[A run of records]
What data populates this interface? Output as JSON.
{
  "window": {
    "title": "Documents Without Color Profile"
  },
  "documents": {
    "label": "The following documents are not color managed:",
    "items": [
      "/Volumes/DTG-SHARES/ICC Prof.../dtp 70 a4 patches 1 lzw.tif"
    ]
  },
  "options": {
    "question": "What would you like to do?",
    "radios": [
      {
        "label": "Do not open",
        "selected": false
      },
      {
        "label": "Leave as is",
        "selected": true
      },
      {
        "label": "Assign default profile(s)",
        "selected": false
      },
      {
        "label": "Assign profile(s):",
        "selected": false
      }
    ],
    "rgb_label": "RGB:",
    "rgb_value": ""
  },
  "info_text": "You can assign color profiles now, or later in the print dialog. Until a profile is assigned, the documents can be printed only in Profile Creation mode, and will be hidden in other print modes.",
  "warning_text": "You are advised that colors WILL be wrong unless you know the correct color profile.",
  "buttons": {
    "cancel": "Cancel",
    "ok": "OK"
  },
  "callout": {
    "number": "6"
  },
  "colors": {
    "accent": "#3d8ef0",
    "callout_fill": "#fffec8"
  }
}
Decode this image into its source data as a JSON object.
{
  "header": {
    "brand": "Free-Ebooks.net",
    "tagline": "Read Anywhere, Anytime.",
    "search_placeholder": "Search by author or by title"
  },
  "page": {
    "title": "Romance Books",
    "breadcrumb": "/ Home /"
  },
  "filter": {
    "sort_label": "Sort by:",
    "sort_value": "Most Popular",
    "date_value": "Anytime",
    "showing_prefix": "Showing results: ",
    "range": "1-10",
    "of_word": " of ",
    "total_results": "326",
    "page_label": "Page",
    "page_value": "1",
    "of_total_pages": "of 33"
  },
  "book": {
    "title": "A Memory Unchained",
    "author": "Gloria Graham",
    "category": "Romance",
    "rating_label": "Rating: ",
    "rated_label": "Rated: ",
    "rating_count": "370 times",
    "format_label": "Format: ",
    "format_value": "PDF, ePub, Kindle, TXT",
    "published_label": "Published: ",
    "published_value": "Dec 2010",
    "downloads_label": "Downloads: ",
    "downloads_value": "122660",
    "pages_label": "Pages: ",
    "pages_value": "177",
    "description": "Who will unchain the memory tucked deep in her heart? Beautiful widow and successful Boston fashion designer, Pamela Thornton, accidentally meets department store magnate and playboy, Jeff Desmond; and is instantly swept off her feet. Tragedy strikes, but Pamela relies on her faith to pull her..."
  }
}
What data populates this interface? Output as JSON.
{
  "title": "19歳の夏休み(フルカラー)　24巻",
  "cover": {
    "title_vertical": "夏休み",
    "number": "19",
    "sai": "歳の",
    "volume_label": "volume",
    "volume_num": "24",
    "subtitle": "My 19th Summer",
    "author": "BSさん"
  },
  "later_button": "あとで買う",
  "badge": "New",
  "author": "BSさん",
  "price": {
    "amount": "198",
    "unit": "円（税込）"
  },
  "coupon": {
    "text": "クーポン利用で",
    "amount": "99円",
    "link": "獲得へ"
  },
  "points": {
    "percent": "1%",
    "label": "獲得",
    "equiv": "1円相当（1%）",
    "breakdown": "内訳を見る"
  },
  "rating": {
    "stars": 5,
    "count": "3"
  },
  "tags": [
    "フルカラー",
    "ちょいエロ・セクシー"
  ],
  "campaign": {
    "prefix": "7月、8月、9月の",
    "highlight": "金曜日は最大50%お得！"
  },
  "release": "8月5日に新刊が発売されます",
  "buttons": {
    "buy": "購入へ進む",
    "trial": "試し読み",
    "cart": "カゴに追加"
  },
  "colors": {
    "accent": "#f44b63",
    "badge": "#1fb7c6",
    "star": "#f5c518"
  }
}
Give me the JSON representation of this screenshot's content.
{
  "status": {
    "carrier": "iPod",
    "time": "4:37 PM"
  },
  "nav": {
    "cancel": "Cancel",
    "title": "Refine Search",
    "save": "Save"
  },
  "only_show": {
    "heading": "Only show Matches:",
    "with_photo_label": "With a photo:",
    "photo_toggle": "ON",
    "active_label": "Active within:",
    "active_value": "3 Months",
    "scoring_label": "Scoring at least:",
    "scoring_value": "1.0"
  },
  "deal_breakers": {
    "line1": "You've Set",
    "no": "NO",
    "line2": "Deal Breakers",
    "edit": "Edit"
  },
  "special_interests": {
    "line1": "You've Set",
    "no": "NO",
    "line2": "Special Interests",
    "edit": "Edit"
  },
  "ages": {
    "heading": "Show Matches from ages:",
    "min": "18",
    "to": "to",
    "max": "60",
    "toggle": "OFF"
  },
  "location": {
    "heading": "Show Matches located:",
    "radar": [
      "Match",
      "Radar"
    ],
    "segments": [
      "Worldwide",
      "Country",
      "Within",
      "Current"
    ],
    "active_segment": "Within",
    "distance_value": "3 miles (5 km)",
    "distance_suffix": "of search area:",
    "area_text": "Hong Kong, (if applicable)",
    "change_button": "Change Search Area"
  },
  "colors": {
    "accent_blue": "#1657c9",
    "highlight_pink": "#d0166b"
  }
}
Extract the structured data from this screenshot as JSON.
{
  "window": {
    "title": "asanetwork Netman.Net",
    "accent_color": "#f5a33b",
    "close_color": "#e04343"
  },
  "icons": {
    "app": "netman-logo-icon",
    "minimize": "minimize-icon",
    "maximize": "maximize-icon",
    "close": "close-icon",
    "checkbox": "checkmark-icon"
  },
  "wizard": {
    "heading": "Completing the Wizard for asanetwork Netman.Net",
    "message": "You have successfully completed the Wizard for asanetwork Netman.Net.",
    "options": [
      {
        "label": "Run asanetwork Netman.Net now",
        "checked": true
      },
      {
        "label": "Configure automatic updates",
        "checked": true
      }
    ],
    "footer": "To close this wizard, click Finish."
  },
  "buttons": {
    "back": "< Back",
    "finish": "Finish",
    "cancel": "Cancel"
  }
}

[Work instructions]
Read the entries and select each line where the word "Matches" is found.

[Written response]
    "heading": "Only show Matches:",
    "heading": "Show Matches from ages:",
    "heading": "Show Matches located:",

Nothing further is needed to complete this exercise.